§ Short problem
Print out the entries below with no edits.

Dataset records:
* * * * * * * * *
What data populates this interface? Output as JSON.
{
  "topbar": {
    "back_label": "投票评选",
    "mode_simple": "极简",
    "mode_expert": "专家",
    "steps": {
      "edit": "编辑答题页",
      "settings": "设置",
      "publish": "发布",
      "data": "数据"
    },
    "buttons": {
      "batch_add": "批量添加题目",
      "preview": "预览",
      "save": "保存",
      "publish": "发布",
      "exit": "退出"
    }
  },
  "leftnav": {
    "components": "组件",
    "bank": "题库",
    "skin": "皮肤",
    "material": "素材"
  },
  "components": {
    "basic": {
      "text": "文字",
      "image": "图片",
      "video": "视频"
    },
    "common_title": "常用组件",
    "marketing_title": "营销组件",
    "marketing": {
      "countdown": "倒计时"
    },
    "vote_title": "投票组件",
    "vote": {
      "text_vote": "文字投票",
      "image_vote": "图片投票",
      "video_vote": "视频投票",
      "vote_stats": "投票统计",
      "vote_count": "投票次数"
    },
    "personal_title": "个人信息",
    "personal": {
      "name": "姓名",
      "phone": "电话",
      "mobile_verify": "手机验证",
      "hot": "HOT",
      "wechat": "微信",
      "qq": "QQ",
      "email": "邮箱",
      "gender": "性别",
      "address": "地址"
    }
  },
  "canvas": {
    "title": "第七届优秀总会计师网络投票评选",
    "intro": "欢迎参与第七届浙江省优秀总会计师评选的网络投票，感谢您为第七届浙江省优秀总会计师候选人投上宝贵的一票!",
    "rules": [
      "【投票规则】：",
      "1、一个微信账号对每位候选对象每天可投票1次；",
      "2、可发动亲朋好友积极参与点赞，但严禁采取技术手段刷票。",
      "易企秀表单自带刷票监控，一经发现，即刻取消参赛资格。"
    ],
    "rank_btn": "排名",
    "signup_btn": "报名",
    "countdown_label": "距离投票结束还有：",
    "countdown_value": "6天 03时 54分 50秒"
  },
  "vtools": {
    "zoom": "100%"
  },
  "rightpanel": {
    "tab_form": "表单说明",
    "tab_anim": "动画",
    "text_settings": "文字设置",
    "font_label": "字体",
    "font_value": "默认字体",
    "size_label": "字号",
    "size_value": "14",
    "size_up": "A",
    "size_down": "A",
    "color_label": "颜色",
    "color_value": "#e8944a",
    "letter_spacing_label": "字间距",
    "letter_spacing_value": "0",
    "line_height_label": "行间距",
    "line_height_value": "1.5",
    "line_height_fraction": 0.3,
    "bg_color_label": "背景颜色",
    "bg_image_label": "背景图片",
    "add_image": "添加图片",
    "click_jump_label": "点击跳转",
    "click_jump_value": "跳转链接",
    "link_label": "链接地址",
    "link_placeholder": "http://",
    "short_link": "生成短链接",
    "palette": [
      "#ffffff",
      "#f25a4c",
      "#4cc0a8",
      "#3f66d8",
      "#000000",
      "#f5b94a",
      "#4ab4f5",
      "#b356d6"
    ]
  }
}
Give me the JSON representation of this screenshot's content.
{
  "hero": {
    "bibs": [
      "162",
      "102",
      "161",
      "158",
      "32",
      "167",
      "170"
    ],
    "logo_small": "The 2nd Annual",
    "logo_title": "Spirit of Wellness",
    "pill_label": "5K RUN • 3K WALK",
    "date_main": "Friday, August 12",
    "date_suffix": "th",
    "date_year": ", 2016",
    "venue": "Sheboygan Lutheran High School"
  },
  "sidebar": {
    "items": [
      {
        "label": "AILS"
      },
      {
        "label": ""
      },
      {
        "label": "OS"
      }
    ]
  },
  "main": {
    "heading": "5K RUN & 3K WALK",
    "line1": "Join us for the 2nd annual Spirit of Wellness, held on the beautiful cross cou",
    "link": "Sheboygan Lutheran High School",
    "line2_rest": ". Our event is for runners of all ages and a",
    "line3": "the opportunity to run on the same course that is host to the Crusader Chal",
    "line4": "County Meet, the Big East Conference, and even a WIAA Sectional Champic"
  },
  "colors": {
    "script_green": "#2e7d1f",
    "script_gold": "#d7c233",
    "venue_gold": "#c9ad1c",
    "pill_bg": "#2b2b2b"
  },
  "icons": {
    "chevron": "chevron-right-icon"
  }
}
* * * * * * * * *
§ Task result
What data populates this interface? Output as JSON.
{
  "topbar": {
    "back_label": "投票评选",
    "mode_simple": "极简",
    "mode_expert": "专家",
    "steps": {
      "edit": "编辑答题页",
      "settings": "设置",
      "publish": "发布",
      "data": "数据"
    },
    "buttons": {
      "batch_add": "批量添加题目",
      "preview": "预览",
      "save": "保存",
      "publish": "发布",
      "exit": "退出"
    }
  },
  "leftnav": {
    "components": "组件",
    "bank": "题库",
    "skin": "皮肤",
    "material": "素材"
  },
  "components": {
    "basic": {
      "text": "文字",
      "image": "图片",
      "video": "视频"
    },
    "common_title": "常用组件",
    "marketing_title": "营销组件",
    "marketing": {
      "countdown": "倒计时"
    },
    "vote_title": "投票组件",
    "vote": {
      "text_vote": "文字投票",
      "image_vote": "图片投票",
      "video_vote": "视频投票",
      "vote_stats": "投票统计",
      "vote_count": "投票次数"
    },
    "personal_title": "个人信息",
    "personal": {
      "name": "姓名",
      "phone": "电话",
      "mobile_verify": "手机验证",
      "hot": "HOT",
      "wechat": "微信",
      "qq": "QQ",
      "email": "邮箱",
      "gender": "性别",
      "address": "地址"
    }
  },
  "canvas": {
    "title": "第七届优秀总会计师网络投票评选",
    "intro": "欢迎参与第七届浙江省优秀总会计师评选的网络投票，感谢您为第七届浙江省优秀总会计师候选人投上宝贵的一票!",
    "rules": [
      "【投票规则】：",
      "1、一个微信账号对每位候选对象每天可投票1次；",
      "2、可发动亲朋好友积极参与点赞，但严禁采取技术手段刷票。",
      "易企秀表单自带刷票监控，一经发现，即刻取消参赛资格。"
    ],
    "rank_btn": "排名",
    "signup_btn": "报名",
    "countdown_label": "距离投票结束还有：",
    "countdown_value": "6天 03时 54分 50秒"
  },
  "vtools": {
    "zoom": "100%"
  },
  "rightpanel": {
    "tab_form": "表单说明",
    "tab_anim": "动画",
    "text_settings": "文字设置",
    "font_label": "字体",
    "font_value": "默认字体",
    "size_label": "字号",
    "size_value": "14",
    "size_up": "A",
    "size_down": "A",
    "color_label": "颜色",
    "color_value": "#e8944a",
    "letter_spacing_label": "字间距",
    "letter_spacing_value": "0",
    "line_height_label": "行间距",
    "line_height_value": "1.5",
    "line_height_fraction": 0.3,
    "bg_color_label": "背景颜色",
    "bg_image_label": "背景图片",
    "add_image": "添加图片",
    "click_jump_label": "点击跳转",
    "click_jump_value": "跳转链接",
    "link_label": "链接地址",
    "link_placeholder": "http://",
    "short_link": "生成短链接",
    "palette": [
      "#ffffff",
      "#f25a4c",
      "#4cc0a8",
      "#3f66d8",
      "#000000",
      "#f5b94a",
      "#4ab4f5",
      "#b356d6"
    ]
  }
}
Give me the JSON representation of this screenshot's content.
{
  "hero": {
    "bibs": [
      "162",
      "102",
      "161",
      "158",
      "32",
      "167",
      "170"
    ],
    "logo_small": "The 2nd Annual",
    "logo_title": "Spirit of Wellness",
    "pill_label": "5K RUN • 3K WALK",
    "date_main": "Friday, August 12",
    "date_suffix": "th",
    "date_year": ", 2016",
    "venue": "Sheboygan Lutheran High School"
  },
  "sidebar": {
    "items": [
      {
        "label": "AILS"
      },
      {
        "label": ""
      },
      {
        "label": "OS"
      }
    ]
  },
  "main": {
    "heading": "5K RUN & 3K WALK",
    "line1": "Join us for the 2nd annual Spirit of Wellness, held on the beautiful cross cou",
    "link": "Sheboygan Lutheran High School",
    "line2_rest": ". Our event is for runners of all ages and a",
    "line3": "the opportunity to run on the same course that is host to the Crusader Chal",
    "line4": "County Meet, the Big East Conference, and even a WIAA Sectional Champic"
  },
  "colors": {
    "script_green": "#2e7d1f",
    "script_gold": "#d7c233",
    "venue_gold": "#c9ad1c",
    "pill_bg": "#2b2b2b"
  },
  "icons": {
    "chevron": "chevron-right-icon"
  }
}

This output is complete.